Repeat the listing that follows, character for character, minus the pictures.

--- RECORDS FOR THIS TASK ---

****

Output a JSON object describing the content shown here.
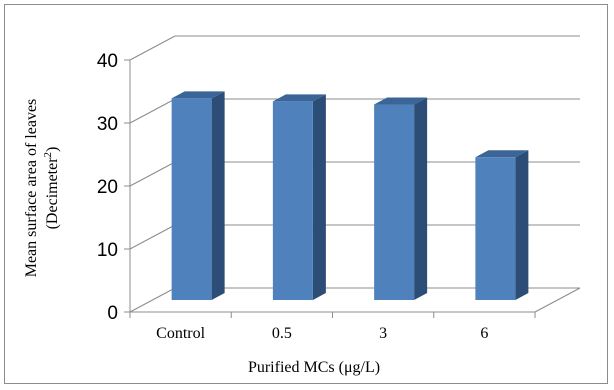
{
  "chart_data": {
    "type": "bar",
    "title": "",
    "categories": [
      "Control",
      "0.5",
      "3",
      "6"
    ],
    "values": [
      32.5,
      32,
      31.5,
      23
    ],
    "xlabel": "Purified MCs (μg/L)",
    "ylabel_line1": "Mean surface area of leaves",
    "ylabel_line2_main": "(Decimeter",
    "ylabel_line2_sup": "2",
    "ylabel_line2_end": ")",
    "ylim": [
      0,
      40
    ],
    "yticks": [
      "0",
      "10",
      "20",
      "30",
      "40"
    ],
    "grid": true,
    "style": "3d",
    "colors": {
      "bar_front": "#4f81bd",
      "bar_side": "#2c4d75",
      "bar_top": "#3a6596",
      "grid": "#8c8c8c"
    }
  }
}
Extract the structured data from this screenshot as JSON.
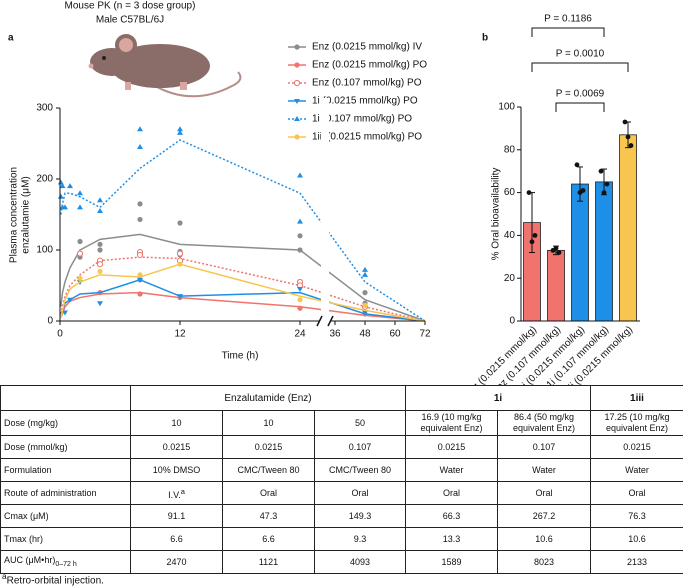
{
  "chart_data": [
    {
      "type": "line",
      "panel_label": "a",
      "title": "Mouse PK (n = 3 dose group)",
      "subtitle": "Male C57BL/6J",
      "x_label": "Time (h)",
      "y_label": [
        "Plasma concentration",
        "enzalutamie (μM)"
      ],
      "x": [
        0.083,
        0.25,
        0.5,
        1,
        2,
        4,
        8,
        12,
        24,
        48,
        72
      ],
      "xlim": [
        0,
        72
      ],
      "xbreak": [
        26,
        34
      ],
      "xticks": [
        0,
        12,
        24,
        36,
        48,
        60,
        72
      ],
      "ylim": [
        0,
        300
      ],
      "yticks": [
        0,
        100,
        200,
        300
      ],
      "series": [
        {
          "name": "Enz (0.0215 mmol/kg) IV",
          "color": "#8c8c8c",
          "line_style": "solid",
          "marker": "circle",
          "values": [
            20,
            40,
            55,
            75,
            100,
            115,
            122,
            108,
            100,
            30,
            0
          ],
          "points": {
            "x": [
              2,
              2,
              4,
              4,
              8,
              8,
              12,
              12,
              12,
              24,
              24,
              48,
              48
            ],
            "y": [
              90,
              112,
              100,
              108,
              165,
              143,
              138,
              98,
              93,
              120,
              100,
              40,
              25
            ]
          }
        },
        {
          "name": "Enz (0.0215 mmol/kg) PO",
          "color": "#f0736d",
          "line_style": "solid",
          "marker": "circle",
          "values": [
            5,
            10,
            20,
            28,
            33,
            38,
            40,
            33,
            20,
            8,
            0
          ],
          "points": {
            "x": [
              4,
              8,
              8,
              12,
              24,
              48
            ],
            "y": [
              40,
              58,
              38,
              33,
              18,
              10
            ]
          }
        },
        {
          "name": "Enz (0.107 mmol/kg) PO",
          "color": "#f0736d",
          "line_style": "dotted",
          "marker": "open-circle",
          "values": [
            10,
            20,
            35,
            50,
            65,
            85,
            90,
            88,
            50,
            20,
            0
          ],
          "points": {
            "x": [
              2,
              4,
              4,
              8,
              8,
              12,
              12,
              24,
              24,
              48
            ],
            "y": [
              95,
              85,
              80,
              97,
              93,
              95,
              85,
              55,
              50,
              20
            ]
          }
        },
        {
          "name": "1i (0.0215 mmol/kg)  PO",
          "color": "#1e8fe6",
          "line_style": "solid",
          "marker": "triangle-down",
          "values": [
            10,
            15,
            25,
            30,
            38,
            40,
            58,
            35,
            40,
            10,
            0
          ],
          "points": {
            "x": [
              0.5,
              1,
              2,
              4,
              8,
              12,
              24,
              48
            ],
            "y": [
              12,
              30,
              55,
              25,
              58,
              35,
              45,
              12
            ]
          }
        },
        {
          "name": "1i (0.107 mmol/kg) PO",
          "color": "#1e8fe6",
          "line_style": "dotted",
          "marker": "triangle-up",
          "values": [
            150,
            165,
            180,
            180,
            175,
            160,
            215,
            255,
            180,
            55,
            0
          ],
          "points": {
            "x": [
              0.083,
              0.083,
              0.25,
              0.25,
              0.5,
              1,
              2,
              2,
              4,
              4,
              8,
              8,
              12,
              12,
              24,
              24,
              48,
              48
            ],
            "y": [
              195,
              175,
              190,
              160,
              160,
              190,
              180,
              160,
              170,
              155,
              270,
              245,
              270,
              265,
              205,
              140,
              72,
              65
            ]
          }
        },
        {
          "name": "1iii (0.0215 mmol/kg) PO",
          "color": "#f8c64e",
          "line_style": "solid",
          "marker": "circle",
          "values": [
            5,
            15,
            30,
            45,
            55,
            65,
            62,
            80,
            35,
            15,
            0
          ],
          "points": {
            "x": [
              2,
              4,
              8,
              12,
              24,
              48
            ],
            "y": [
              60,
              70,
              65,
              80,
              30,
              22
            ]
          }
        }
      ]
    },
    {
      "type": "bar",
      "panel_label": "b",
      "y_label": "% Oral bioavailability",
      "categories": [
        "Enz (0.0215 mmol/kg)",
        "Enz (0.107 mmol/kg)",
        "1i (0.0215 mmol/kg)",
        "1i (0.107 mmol/kg)",
        "1iii (0.0215 mmol/kg)"
      ],
      "values": [
        46,
        33,
        64,
        65,
        87
      ],
      "errors": [
        14,
        2,
        8,
        6,
        6
      ],
      "colors": [
        "#f0736d",
        "#f0736d",
        "#1e8fe6",
        "#1e8fe6",
        "#f8c64e"
      ],
      "points": [
        [
          60,
          37,
          40
        ],
        [
          33,
          34,
          32
        ],
        [
          73,
          60,
          61
        ],
        [
          70,
          60,
          64
        ],
        [
          93,
          86,
          82
        ]
      ],
      "ylim": [
        0,
        100
      ],
      "yticks": [
        0,
        20,
        40,
        60,
        80,
        100
      ],
      "comparisons": [
        {
          "pair": [
            0,
            3
          ],
          "label": "P = 0.1186"
        },
        {
          "pair": [
            0,
            4
          ],
          "label": "P = 0.0010"
        },
        {
          "pair": [
            1,
            3
          ],
          "label": "P = 0.0069"
        }
      ]
    }
  ],
  "table": {
    "group_headers": [
      "Enzalutamide (Enz)",
      "1i",
      "1iii"
    ],
    "rows": [
      {
        "label": "Dose (mg/kg)",
        "cells": [
          "10",
          "10",
          "50",
          "16.9 (10 mg/kg equivalent Enz)",
          "86.4 (50 mg/kg equivalent Enz)",
          "17.25 (10 mg/kg equivalent Enz)"
        ]
      },
      {
        "label": "Dose (mmol/kg)",
        "cells": [
          "0.0215",
          "0.0215",
          "0.107",
          "0.0215",
          "0.107",
          "0.0215"
        ]
      },
      {
        "label": "Formulation",
        "cells": [
          "10% DMSO",
          "CMC/Tween 80",
          "CMC/Tween 80",
          "Water",
          "Water",
          "Water"
        ]
      },
      {
        "label": "Route of administration",
        "cells": [
          {
            "text": "I.V.",
            "note": "a"
          },
          "Oral",
          "Oral",
          "Oral",
          "Oral",
          "Oral"
        ]
      },
      {
        "label": "Cmax (μM)",
        "cells": [
          "91.1",
          "47.3",
          "149.3",
          "66.3",
          "267.2",
          "76.3"
        ]
      },
      {
        "label": "Tmax (hr)",
        "cells": [
          "6.6",
          "6.6",
          "9.3",
          "13.3",
          "10.6",
          "10.6"
        ]
      },
      {
        "label": {
          "text": "AUC (μM•hr)",
          "sub": "0–72 h"
        },
        "cells": [
          "2470",
          "1121",
          "4093",
          "1589",
          "8023",
          "2133"
        ]
      }
    ]
  },
  "footnote": {
    "mark": "a",
    "text": "Retro-orbital injection."
  }
}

****

--- COMPLETE RESPONSE ---
Output a JSON object describing the content shown here.
{
  "chart_data": {
    "type": "bar",
    "title": "",
    "categories": [
      "Control",
      "0.5",
      "3",
      "6"
    ],
    "values": [
      32.5,
      32,
      31.5,
      23
    ],
    "xlabel": "Purified MCs (μg/L)",
    "ylabel_line1": "Mean surface area of leaves",
    "ylabel_line2_main": "(Decimeter",
    "ylabel_line2_sup": "2",
    "ylabel_line2_end": ")",
    "ylim": [
      0,
      40
    ],
    "yticks": [
      "0",
      "10",
      "20",
      "30",
      "40"
    ],
    "grid": true,
    "style": "3d",
    "colors": {
      "bar_front": "#4f81bd",
      "bar_side": "#2c4d75",
      "bar_top": "#3a6596",
      "grid": "#8c8c8c"
    }
  }
}
Extract the structured data from this screenshot as JSON.
{
  "chart_data": [
    {
      "type": "line",
      "panel_label": "a",
      "title": "Mouse PK (n = 3 dose group)",
      "subtitle": "Male C57BL/6J",
      "x_label": "Time (h)",
      "y_label": [
        "Plasma concentration",
        "enzalutamie (μM)"
      ],
      "x": [
        0.083,
        0.25,
        0.5,
        1,
        2,
        4,
        8,
        12,
        24,
        48,
        72
      ],
      "xlim": [
        0,
        72
      ],
      "xbreak": [
        26,
        34
      ],
      "xticks": [
        0,
        12,
        24,
        36,
        48,
        60,
        72
      ],
      "ylim": [
        0,
        300
      ],
      "yticks": [
        0,
        100,
        200,
        300
      ],
      "series": [
        {
          "name": "Enz (0.0215 mmol/kg) IV",
          "color": "#8c8c8c",
          "line_style": "solid",
          "marker": "circle",
          "values": [
            20,
            40,
            55,
            75,
            100,
            115,
            122,
            108,
            100,
            30,
            0
          ],
          "points": {
            "x": [
              2,
              2,
              4,
              4,
              8,
              8,
              12,
              12,
              12,
              24,
              24,
              48,
              48
            ],
            "y": [
              90,
              112,
              100,
              108,
              165,
              143,
              138,
              98,
              93,
              120,
              100,
              40,
              25
            ]
          }
        },
        {
          "name": "Enz (0.0215 mmol/kg) PO",
          "color": "#f0736d",
          "line_style": "solid",
          "marker": "circle",
          "values": [
            5,
            10,
            20,
            28,
            33,
            38,
            40,
            33,
            20,
            8,
            0
          ],
          "points": {
            "x": [
              4,
              8,
              8,
              12,
              24,
              48
            ],
            "y": [
              40,
              58,
              38,
              33,
              18,
              10
            ]
          }
        },
        {
          "name": "Enz (0.107 mmol/kg) PO",
          "color": "#f0736d",
          "line_style": "dotted",
          "marker": "open-circle",
          "values": [
            10,
            20,
            35,
            50,
            65,
            85,
            90,
            88,
            50,
            20,
            0
          ],
          "points": {
            "x": [
              2,
              4,
              4,
              8,
              8,
              12,
              12,
              24,
              24,
              48
            ],
            "y": [
              95,
              85,
              80,
              97,
              93,
              95,
              85,
              55,
              50,
              20
            ]
          }
        },
        {
          "name": "1i (0.0215 mmol/kg)  PO",
          "color": "#1e8fe6",
          "line_style": "solid",
          "marker": "triangle-down",
          "values": [
            10,
            15,
            25,
            30,
            38,
            40,
            58,
            35,
            40,
            10,
            0
          ],
          "points": {
            "x": [
              0.5,
              1,
              2,
              4,
              8,
              12,
              24,
              48
            ],
            "y": [
              12,
              30,
              55,
              25,
              58,
              35,
              45,
              12
            ]
          }
        },
        {
          "name": "1i (0.107 mmol/kg) PO",
          "color": "#1e8fe6",
          "line_style": "dotted",
          "marker": "triangle-up",
          "values": [
            150,
            165,
            180,
            180,
            175,
            160,
            215,
            255,
            180,
            55,
            0
          ],
          "points": {
            "x": [
              0.083,
              0.083,
              0.25,
              0.25,
              0.5,
              1,
              2,
              2,
              4,
              4,
              8,
              8,
              12,
              12,
              24,
              24,
              48,
              48
            ],
            "y": [
              195,
              175,
              190,
              160,
              160,
              190,
              180,
              160,
              170,
              155,
              270,
              245,
              270,
              265,
              205,
              140,
              72,
              65
            ]
          }
        },
        {
          "name": "1iii (0.0215 mmol/kg) PO",
          "color": "#f8c64e",
          "line_style": "solid",
          "marker": "circle",
          "values": [
            5,
            15,
            30,
            45,
            55,
            65,
            62,
            80,
            35,
            15,
            0
          ],
          "points": {
            "x": [
              2,
              4,
              8,
              12,
              24,
              48
            ],
            "y": [
              60,
              70,
              65,
              80,
              30,
              22
            ]
          }
        }
      ]
    },
    {
      "type": "bar",
      "panel_label": "b",
      "y_label": "% Oral bioavailability",
      "categories": [
        "Enz (0.0215 mmol/kg)",
        "Enz (0.107 mmol/kg)",
        "1i (0.0215 mmol/kg)",
        "1i (0.107 mmol/kg)",
        "1iii (0.0215 mmol/kg)"
      ],
      "values": [
        46,
        33,
        64,
        65,
        87
      ],
      "errors": [
        14,
        2,
        8,
        6,
        6
      ],
      "colors": [
        "#f0736d",
        "#f0736d",
        "#1e8fe6",
        "#1e8fe6",
        "#f8c64e"
      ],
      "points": [
        [
          60,
          37,
          40
        ],
        [
          33,
          34,
          32
        ],
        [
          73,
          60,
          61
        ],
        [
          70,
          60,
          64
        ],
        [
          93,
          86,
          82
        ]
      ],
      "ylim": [
        0,
        100
      ],
      "yticks": [
        0,
        20,
        40,
        60,
        80,
        100
      ],
      "comparisons": [
        {
          "pair": [
            0,
            3
          ],
          "label": "P = 0.1186"
        },
        {
          "pair": [
            0,
            4
          ],
          "label": "P = 0.0010"
        },
        {
          "pair": [
            1,
            3
          ],
          "label": "P = 0.0069"
        }
      ]
    }
  ],
  "table": {
    "group_headers": [
      "Enzalutamide (Enz)",
      "1i",
      "1iii"
    ],
    "rows": [
      {
        "label": "Dose (mg/kg)",
        "cells": [
          "10",
          "10",
          "50",
          "16.9 (10 mg/kg equivalent Enz)",
          "86.4 (50 mg/kg equivalent Enz)",
          "17.25 (10 mg/kg equivalent Enz)"
        ]
      },
      {
        "label": "Dose (mmol/kg)",
        "cells": [
          "0.0215",
          "0.0215",
          "0.107",
          "0.0215",
          "0.107",
          "0.0215"
        ]
      },
      {
        "label": "Formulation",
        "cells": [
          "10% DMSO",
          "CMC/Tween 80",
          "CMC/Tween 80",
          "Water",
          "Water",
          "Water"
        ]
      },
      {
        "label": "Route of administration",
        "cells": [
          {
            "text": "I.V.",
            "note": "a"
          },
          "Oral",
          "Oral",
          "Oral",
          "Oral",
          "Oral"
        ]
      },
      {
        "label": "Cmax (μM)",
        "cells": [
          "91.1",
          "47.3",
          "149.3",
          "66.3",
          "267.2",
          "76.3"
        ]
      },
      {
        "label": "Tmax (hr)",
        "cells": [
          "6.6",
          "6.6",
          "9.3",
          "13.3",
          "10.6",
          "10.6"
        ]
      },
      {
        "label": {
          "text": "AUC (μM•hr)",
          "sub": "0–72 h"
        },
        "cells": [
          "2470",
          "1121",
          "4093",
          "1589",
          "8023",
          "2133"
        ]
      }
    ]
  },
  "footnote": {
    "mark": "a",
    "text": "Retro-orbital injection."
  }
}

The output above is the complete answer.